◆ PASSAGE TO READ:
****

CAPTION: Keanu Reeves wonders if he stares at this sphere long enough, will this movie disappear?
The Day the Audience Shrugged Their Shoulders, 14 December 2008
Author: David H. Schleicher from New Jersey, USA
The Day the Earth Stood Still is a stunningly inept remake of the 1950’s classic of the same name. It’s one of those big-budget films so unfathomably dull and inane, you wonder how it ever got made. Whereas the original warned of the dangers of nuclear armament, this modern update boldly chides us for being mean to each other and not taking care of the environment. Gee, Hollywood, thanks for the swell insight! This Christmas season Hollywood teaches us that people can sometimes suck, but only that special kind of film can suck totally.
Although the entire production is horrible from top to bottom, the inert direction of Scott Derrickson and the randomly asinine script from David Scarpa bear most of the blame. The screenplay clearly went through arbitrary rewrites, perhaps after being focus-grouped to death, and shows not a single breath of imagination. Around every turn, it wastes opportunities and insults the intelligence of the audience and gives us not one authentic character or moment to connect to. Even when it thinks it’s being cool (like the lame reveal that those alien spheres are actually “arks” trying to save animal life before the world is annihilated) the script fails miserably. One sphere that is shown on the back of a pick-up truck being attacked by flame-throwers in some foreign desert town inexplicably contains squid, because, well, the shadows of squid inside a giant sphere look kinda neat, that’s why! At least the script teaches us one thing. Apparently all you need to do in order to survive an apocalyptic robotic alien insect attack that devours everything in sight is to hide under a bridge in Central Park!
The saddest part of the film is how the director wastes his talented cast. The always wooden Keanu Reeves was perfectly chosen to play the alien Klaatu, but even he seems to be disbelieving the words that are coming out of his mouth. Poor Jennifer Connelly, an immensely emotive and alluring actress, appears to be in physical pain or constipated for most the film, obviously stunned she agreed to star in this junk. Kathy Bates and John Cleese apparently showed up only for their paychecks and sleepwalk through their lines, and at one pivotal moment where Bates’ Secretary of State attempts to show regret for some bad decisions made, she actually appears to fall asleep in her chair. And then there’s poor little Jaden Smith, who appears bored to tears throughout the film and is given no direction from Derrickson except when he is asked to cry on cue in the supposed emotional climax of the picture that left me feeling sorry for all involved.

****

◆ SOURCE MATERIAL:

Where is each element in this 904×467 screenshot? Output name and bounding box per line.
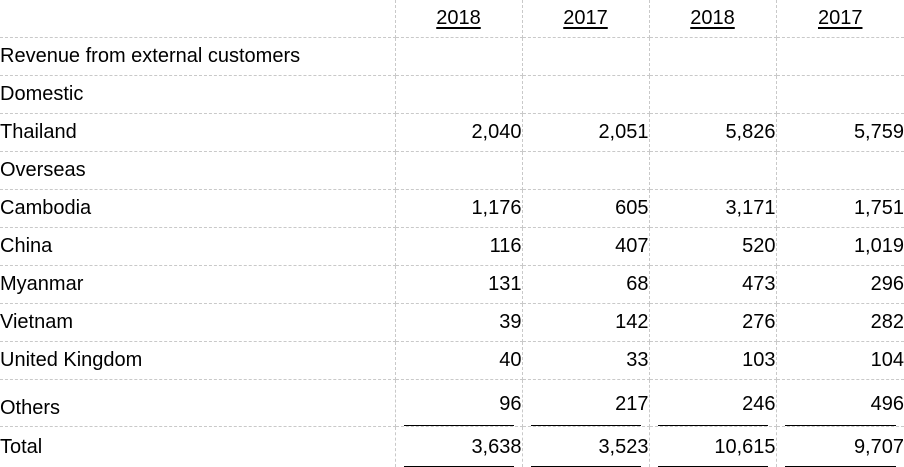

****

◆ STATED GOAL 1: In the review, retype the stretch from "CAPTION: Keanu Reeves" through "can suck totally.".
◆ STATED GOAL 2: Who wrote the script for the remake, according to the review?

◆ TASK RESULT 1:
CAPTION: Keanu Reeves wonders if he stares at this sphere long enough, will this movie disappear?
The Day the Audience Shrugged Their Shoulders, 14 December 2008
Author: David H. Schleicher from New Jersey, USA
The Day the Earth Stood Still is a stunningly inept remake of the 1950’s classic of the same name. It’s one of those big-budget films so unfathomably dull and inane, you wonder how it ever got made. Whereas the original warned of the dangers of nuclear armament, this modern update boldly chides us for being mean to each other and not taking care of the environment. Gee, Hollywood, thanks for the swell insight! This Christmas season Hollywood teaches us that people can sometimes suck, but only that special kind of film can suck totally.

◆ TASK RESULT 2: David Scarpa